Work to do: Give the number of lines that hold the string "text". Nothing else is needed.

Records shown:
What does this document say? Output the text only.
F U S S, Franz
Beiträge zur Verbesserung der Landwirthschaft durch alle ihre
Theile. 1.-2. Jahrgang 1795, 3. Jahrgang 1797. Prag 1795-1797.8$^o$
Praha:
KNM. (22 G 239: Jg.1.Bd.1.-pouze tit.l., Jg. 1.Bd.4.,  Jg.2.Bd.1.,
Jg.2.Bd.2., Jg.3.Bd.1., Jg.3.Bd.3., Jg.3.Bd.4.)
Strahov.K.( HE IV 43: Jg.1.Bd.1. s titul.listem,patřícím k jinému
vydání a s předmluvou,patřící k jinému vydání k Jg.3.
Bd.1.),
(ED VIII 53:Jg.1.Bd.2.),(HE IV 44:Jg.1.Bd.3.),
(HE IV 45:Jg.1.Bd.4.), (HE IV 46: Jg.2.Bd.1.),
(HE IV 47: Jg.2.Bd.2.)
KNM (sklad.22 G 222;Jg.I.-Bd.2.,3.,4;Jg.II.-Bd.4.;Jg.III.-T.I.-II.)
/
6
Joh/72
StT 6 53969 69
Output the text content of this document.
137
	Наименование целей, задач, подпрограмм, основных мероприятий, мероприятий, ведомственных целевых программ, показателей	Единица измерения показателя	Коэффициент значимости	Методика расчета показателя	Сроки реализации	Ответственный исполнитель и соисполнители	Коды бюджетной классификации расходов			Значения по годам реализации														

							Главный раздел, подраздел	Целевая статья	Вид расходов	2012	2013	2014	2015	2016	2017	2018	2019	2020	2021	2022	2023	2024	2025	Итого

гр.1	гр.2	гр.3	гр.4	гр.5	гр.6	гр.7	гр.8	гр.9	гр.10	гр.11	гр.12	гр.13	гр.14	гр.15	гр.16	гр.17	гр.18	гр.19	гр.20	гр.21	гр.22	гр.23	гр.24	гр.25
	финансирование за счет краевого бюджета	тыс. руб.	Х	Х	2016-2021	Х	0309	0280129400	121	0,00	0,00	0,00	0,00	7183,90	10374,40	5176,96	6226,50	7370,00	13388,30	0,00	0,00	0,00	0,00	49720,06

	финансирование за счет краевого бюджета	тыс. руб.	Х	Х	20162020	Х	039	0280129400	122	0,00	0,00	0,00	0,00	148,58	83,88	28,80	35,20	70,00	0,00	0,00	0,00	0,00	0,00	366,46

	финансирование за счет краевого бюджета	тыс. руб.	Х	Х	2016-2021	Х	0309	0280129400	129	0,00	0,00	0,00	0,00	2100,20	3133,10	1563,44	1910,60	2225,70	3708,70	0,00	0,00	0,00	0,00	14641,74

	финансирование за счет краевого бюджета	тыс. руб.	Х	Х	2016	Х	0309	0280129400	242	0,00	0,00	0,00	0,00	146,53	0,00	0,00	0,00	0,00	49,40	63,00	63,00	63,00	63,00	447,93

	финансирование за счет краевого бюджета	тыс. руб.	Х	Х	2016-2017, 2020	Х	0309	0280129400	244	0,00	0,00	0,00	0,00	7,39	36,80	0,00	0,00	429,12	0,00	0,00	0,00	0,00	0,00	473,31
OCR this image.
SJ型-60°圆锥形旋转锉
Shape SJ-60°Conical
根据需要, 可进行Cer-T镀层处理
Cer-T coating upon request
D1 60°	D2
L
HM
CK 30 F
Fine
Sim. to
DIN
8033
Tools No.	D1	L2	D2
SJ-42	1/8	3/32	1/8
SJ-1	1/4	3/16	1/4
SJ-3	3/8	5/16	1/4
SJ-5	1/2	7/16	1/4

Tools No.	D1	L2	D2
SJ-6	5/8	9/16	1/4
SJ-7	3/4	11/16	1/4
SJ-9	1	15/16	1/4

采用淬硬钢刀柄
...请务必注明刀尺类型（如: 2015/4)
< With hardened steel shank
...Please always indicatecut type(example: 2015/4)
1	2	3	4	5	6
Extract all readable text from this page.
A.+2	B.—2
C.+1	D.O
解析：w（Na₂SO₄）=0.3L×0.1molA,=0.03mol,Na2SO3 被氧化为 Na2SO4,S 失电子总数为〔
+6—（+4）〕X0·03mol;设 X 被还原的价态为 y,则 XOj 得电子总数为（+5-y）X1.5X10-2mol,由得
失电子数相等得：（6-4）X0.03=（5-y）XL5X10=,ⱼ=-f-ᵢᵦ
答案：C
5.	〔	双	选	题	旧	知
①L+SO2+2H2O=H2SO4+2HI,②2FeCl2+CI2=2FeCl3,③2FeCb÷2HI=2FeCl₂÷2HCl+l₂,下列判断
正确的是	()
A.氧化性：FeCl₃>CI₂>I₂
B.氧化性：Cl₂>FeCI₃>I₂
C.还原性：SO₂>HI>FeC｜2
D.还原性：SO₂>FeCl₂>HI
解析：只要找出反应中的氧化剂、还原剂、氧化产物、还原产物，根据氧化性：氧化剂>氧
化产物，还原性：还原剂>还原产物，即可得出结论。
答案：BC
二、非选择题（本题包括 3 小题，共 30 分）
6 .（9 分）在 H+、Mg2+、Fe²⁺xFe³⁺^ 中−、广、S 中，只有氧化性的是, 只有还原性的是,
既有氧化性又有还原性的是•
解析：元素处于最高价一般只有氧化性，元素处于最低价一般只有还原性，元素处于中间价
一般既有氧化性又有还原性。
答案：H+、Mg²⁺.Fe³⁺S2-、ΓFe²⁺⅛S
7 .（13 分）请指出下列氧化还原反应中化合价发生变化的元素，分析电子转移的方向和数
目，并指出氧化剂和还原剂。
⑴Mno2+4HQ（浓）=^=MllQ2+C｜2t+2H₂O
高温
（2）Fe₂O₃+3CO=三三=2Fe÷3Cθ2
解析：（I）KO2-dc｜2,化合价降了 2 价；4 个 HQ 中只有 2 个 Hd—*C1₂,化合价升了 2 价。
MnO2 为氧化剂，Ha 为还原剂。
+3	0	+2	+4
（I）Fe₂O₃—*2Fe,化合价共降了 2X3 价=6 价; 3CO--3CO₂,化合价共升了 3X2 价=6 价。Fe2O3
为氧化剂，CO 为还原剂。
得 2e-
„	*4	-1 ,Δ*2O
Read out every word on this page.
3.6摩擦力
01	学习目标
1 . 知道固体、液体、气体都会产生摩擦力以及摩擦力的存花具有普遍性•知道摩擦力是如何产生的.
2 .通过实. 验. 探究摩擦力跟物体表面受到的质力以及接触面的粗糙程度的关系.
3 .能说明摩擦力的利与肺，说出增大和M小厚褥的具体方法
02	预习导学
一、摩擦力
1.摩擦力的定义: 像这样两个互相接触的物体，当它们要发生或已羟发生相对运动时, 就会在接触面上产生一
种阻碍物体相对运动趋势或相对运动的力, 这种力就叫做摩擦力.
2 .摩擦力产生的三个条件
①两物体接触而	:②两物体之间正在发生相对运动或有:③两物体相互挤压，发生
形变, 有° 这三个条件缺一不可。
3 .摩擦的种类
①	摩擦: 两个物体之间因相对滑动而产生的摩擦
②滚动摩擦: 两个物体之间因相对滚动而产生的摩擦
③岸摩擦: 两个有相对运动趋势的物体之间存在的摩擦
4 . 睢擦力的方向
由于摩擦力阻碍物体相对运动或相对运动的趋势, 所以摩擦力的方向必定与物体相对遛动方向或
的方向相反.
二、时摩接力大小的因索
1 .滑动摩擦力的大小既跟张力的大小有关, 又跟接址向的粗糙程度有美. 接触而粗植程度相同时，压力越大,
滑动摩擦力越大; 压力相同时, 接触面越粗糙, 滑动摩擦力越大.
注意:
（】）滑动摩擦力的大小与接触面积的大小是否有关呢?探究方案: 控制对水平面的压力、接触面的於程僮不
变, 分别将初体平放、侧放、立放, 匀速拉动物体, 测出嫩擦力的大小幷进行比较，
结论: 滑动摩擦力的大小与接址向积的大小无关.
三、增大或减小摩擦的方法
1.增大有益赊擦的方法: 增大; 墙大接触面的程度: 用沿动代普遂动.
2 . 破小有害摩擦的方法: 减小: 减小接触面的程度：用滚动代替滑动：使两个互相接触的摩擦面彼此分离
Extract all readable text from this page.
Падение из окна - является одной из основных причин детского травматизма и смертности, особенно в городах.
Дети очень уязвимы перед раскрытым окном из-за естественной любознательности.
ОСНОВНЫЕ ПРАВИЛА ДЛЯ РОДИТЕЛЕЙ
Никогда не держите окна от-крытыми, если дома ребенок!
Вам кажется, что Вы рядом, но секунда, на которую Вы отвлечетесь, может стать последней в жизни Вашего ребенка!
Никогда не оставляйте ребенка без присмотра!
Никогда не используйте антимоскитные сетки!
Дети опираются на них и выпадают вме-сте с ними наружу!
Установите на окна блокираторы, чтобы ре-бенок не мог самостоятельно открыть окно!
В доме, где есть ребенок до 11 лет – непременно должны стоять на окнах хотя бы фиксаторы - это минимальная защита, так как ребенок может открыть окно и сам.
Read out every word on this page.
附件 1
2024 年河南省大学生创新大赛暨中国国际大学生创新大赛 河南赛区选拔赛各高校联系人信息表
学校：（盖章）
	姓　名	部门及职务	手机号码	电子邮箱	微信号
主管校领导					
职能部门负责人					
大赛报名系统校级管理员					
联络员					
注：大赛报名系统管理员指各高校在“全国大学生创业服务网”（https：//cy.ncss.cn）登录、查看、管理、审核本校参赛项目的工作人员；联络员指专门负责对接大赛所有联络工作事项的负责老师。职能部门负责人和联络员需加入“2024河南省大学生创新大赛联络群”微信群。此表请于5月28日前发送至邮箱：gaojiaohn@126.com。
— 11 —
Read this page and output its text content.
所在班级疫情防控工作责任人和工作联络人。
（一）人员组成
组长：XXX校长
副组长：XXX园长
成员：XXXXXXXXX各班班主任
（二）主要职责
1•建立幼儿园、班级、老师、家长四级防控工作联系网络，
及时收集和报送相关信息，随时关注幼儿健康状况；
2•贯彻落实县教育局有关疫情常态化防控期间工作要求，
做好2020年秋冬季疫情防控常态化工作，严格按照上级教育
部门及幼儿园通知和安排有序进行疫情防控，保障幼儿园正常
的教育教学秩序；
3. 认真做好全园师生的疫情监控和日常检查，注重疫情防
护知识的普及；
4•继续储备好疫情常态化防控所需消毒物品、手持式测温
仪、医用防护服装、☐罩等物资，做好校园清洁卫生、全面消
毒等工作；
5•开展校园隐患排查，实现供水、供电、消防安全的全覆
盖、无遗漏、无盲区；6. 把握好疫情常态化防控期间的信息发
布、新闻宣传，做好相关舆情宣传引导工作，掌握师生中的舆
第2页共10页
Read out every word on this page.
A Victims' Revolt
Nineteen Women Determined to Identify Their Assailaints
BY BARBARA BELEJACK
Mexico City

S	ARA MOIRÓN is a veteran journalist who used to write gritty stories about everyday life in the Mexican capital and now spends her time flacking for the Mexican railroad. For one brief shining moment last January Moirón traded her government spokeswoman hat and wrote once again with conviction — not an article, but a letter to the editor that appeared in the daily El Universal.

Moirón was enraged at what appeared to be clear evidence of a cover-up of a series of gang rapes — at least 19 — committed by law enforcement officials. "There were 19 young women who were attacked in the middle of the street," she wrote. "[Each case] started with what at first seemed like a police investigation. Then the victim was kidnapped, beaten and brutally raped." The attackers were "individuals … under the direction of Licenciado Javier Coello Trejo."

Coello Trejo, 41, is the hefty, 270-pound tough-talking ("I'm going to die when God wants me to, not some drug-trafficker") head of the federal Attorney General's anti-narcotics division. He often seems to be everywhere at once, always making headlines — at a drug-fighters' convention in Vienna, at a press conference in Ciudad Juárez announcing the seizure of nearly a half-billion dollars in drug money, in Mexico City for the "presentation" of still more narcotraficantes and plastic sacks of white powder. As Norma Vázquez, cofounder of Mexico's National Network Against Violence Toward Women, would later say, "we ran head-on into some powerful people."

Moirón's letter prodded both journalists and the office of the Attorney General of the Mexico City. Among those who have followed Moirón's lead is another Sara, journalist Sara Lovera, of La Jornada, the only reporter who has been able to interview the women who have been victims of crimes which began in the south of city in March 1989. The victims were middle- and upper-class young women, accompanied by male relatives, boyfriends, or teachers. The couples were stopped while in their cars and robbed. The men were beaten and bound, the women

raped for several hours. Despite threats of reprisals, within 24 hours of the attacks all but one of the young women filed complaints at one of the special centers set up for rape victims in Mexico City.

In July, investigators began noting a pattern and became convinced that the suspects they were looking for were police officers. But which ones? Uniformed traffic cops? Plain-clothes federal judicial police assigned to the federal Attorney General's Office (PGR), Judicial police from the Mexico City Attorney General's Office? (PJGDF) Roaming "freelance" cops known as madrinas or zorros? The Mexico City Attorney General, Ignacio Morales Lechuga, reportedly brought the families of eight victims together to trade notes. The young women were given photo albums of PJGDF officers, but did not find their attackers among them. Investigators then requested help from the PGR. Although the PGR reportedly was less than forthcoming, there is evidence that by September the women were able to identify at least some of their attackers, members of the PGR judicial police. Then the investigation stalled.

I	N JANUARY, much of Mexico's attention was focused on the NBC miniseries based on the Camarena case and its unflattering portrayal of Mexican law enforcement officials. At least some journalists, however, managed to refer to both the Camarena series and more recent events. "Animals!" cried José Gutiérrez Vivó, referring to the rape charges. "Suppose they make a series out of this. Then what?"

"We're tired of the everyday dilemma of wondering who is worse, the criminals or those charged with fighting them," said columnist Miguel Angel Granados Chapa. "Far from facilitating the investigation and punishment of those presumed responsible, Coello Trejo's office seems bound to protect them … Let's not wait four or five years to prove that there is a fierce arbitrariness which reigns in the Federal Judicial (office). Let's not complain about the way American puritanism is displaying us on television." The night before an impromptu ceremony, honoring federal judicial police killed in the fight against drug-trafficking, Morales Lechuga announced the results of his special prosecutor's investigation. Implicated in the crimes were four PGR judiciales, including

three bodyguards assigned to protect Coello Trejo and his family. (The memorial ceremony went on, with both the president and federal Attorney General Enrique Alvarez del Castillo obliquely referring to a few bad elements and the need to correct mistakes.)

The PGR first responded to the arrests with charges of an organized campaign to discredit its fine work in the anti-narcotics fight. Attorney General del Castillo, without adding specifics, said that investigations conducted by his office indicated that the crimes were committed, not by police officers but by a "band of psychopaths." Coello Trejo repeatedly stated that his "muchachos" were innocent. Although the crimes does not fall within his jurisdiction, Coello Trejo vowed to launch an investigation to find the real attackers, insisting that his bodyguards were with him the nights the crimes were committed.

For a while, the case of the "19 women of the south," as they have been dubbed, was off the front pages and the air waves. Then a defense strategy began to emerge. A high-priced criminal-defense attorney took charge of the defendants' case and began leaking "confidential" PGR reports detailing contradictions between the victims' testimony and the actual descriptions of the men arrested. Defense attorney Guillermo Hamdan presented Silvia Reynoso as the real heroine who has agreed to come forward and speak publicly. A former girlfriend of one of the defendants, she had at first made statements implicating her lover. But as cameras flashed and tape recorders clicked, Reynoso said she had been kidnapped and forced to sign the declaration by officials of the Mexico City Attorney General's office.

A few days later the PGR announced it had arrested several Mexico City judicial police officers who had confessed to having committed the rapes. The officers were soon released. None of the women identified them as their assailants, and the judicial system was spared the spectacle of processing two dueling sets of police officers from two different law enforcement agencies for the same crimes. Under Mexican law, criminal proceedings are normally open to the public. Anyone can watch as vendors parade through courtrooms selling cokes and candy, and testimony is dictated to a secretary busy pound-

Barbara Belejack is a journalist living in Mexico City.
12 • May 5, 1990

Worked solution: 5